> _PROMPT_
Identify every line in the records below that contains the word "label", and reproduce each one.

(Recorded data)
..............................

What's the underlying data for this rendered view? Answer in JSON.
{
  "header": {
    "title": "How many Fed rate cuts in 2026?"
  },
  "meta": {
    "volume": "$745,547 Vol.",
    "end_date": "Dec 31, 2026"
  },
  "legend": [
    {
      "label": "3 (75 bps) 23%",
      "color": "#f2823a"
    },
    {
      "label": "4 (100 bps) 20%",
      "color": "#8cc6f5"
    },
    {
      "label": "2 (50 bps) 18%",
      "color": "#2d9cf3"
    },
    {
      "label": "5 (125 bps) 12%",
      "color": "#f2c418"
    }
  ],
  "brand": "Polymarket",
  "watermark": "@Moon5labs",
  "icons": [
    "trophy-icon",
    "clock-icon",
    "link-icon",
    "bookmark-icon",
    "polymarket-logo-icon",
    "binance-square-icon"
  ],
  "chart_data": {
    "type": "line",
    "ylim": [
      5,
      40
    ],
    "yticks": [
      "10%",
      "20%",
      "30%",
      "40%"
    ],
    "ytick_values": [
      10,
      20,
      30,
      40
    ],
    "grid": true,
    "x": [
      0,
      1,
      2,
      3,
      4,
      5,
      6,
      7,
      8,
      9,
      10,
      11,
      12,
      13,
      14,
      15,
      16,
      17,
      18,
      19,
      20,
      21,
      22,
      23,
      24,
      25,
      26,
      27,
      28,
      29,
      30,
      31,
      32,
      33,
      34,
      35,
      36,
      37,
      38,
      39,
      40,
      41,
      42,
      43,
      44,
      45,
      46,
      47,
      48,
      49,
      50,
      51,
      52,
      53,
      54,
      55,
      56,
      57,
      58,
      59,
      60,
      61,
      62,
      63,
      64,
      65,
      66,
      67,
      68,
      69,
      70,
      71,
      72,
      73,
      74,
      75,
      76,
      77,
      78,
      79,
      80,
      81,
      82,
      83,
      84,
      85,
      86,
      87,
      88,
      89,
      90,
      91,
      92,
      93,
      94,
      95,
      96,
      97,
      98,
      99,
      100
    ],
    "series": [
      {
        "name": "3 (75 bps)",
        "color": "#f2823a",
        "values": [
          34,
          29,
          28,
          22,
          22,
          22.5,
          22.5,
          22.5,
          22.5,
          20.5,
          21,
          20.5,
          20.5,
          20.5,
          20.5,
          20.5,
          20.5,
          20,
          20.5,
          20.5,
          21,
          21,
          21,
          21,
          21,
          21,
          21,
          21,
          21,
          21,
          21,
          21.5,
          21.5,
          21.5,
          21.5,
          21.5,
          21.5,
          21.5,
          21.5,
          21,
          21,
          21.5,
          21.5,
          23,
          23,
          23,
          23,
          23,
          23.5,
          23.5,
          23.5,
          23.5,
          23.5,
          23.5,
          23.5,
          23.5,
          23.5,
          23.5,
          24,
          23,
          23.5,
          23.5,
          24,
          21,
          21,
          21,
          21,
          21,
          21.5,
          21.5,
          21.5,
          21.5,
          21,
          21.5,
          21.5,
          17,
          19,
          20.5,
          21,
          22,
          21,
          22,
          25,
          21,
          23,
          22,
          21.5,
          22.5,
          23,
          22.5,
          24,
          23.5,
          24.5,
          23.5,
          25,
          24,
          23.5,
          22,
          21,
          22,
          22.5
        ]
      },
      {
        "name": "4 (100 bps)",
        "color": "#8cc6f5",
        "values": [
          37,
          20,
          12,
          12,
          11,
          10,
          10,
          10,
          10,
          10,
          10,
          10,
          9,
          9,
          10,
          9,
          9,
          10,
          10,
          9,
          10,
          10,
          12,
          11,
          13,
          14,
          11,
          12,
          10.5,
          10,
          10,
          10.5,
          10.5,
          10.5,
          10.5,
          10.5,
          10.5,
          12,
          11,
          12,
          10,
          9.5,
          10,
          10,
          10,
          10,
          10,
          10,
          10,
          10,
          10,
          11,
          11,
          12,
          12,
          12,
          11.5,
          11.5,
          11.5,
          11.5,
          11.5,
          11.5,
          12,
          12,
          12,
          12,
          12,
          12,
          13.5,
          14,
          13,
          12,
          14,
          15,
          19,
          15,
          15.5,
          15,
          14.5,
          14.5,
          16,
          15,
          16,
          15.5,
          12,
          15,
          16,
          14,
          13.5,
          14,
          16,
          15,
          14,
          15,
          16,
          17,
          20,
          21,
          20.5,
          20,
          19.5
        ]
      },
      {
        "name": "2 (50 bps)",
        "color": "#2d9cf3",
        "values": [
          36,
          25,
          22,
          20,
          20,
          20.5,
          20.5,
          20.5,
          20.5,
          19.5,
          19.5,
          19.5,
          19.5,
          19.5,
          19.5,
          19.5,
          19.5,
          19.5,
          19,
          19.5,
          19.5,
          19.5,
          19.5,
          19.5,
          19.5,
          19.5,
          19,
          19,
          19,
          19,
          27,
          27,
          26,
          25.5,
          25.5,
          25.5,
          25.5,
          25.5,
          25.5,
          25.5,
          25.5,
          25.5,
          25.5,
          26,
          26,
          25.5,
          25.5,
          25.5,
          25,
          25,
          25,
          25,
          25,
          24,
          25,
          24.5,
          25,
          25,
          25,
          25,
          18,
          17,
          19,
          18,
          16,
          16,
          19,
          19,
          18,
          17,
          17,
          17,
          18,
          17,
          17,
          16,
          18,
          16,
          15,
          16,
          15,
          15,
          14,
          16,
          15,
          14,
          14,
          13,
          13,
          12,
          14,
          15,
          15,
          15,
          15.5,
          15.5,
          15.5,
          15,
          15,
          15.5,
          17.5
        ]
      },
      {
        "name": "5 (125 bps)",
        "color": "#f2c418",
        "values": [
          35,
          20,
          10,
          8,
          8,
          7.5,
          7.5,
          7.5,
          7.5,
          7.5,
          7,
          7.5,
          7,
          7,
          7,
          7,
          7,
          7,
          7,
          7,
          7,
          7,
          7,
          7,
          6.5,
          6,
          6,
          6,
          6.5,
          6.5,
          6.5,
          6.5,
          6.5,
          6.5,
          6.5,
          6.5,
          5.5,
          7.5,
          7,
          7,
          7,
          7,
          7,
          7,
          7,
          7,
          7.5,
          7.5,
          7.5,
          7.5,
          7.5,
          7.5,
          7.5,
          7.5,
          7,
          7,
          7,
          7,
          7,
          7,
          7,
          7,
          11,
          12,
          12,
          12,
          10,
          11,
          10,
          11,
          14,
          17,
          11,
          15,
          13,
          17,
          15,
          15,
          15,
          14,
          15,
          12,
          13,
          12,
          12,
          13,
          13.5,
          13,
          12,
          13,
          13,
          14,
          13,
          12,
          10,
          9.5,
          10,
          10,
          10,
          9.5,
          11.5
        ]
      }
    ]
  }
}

..............................

> _TASK OUTPUT_
      "label": "3 (75 bps) 23%",
      "label": "4 (100 bps) 20%",
      "label": "2 (50 bps) 18%",
      "label": "5 (125 bps) 12%",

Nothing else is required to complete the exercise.